Task requirements = State the number of lines that include the string "Väsby", and write nothing else.

(Saved entries)
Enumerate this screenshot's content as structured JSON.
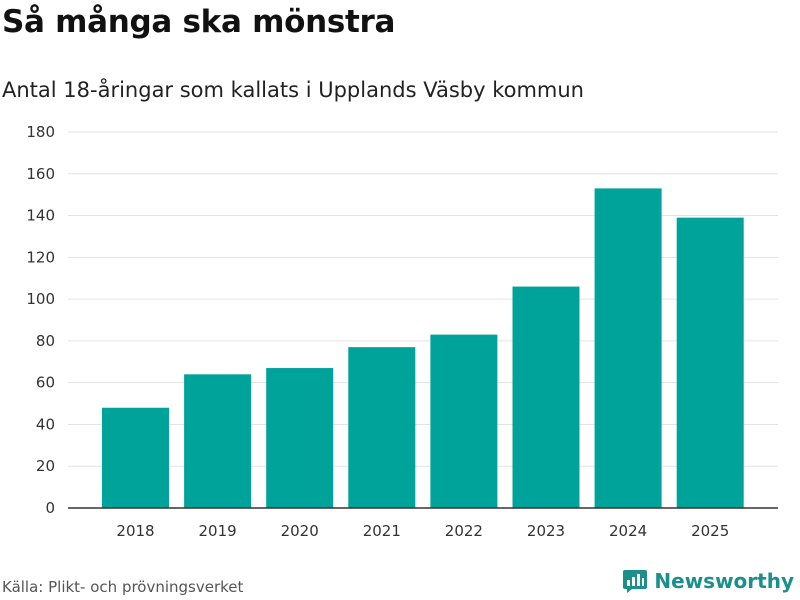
{
  "header": {
    "title": "Så många ska mönstra",
    "subtitle": "Antal 18-åringar som kallats i Upplands Väsby kommun"
  },
  "footer": {
    "source": "Källa: Plikt- och prövningsverket",
    "brand": "Newsworthy"
  },
  "colors": {
    "bar": "#00A39A",
    "grid": "#e3e3e3",
    "axis": "#333333",
    "brand": "#1d8f8a"
  },
  "icons": {
    "brand_logo": "newsworthy-logo-icon"
  },
  "chart_data": {
    "type": "bar",
    "title": "Så många ska mönstra",
    "subtitle": "Antal 18-åringar som kallats i Upplands Väsby kommun",
    "xlabel": "",
    "ylabel": "",
    "categories": [
      "2018",
      "2019",
      "2020",
      "2021",
      "2022",
      "2023",
      "2024",
      "2025"
    ],
    "values": [
      48,
      64,
      67,
      77,
      83,
      106,
      153,
      139
    ],
    "ylim": [
      0,
      180
    ],
    "yticks": [
      0,
      20,
      40,
      60,
      80,
      100,
      120,
      140,
      160,
      180
    ],
    "grid": true,
    "legend": "none"
  }
}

Expected output = 2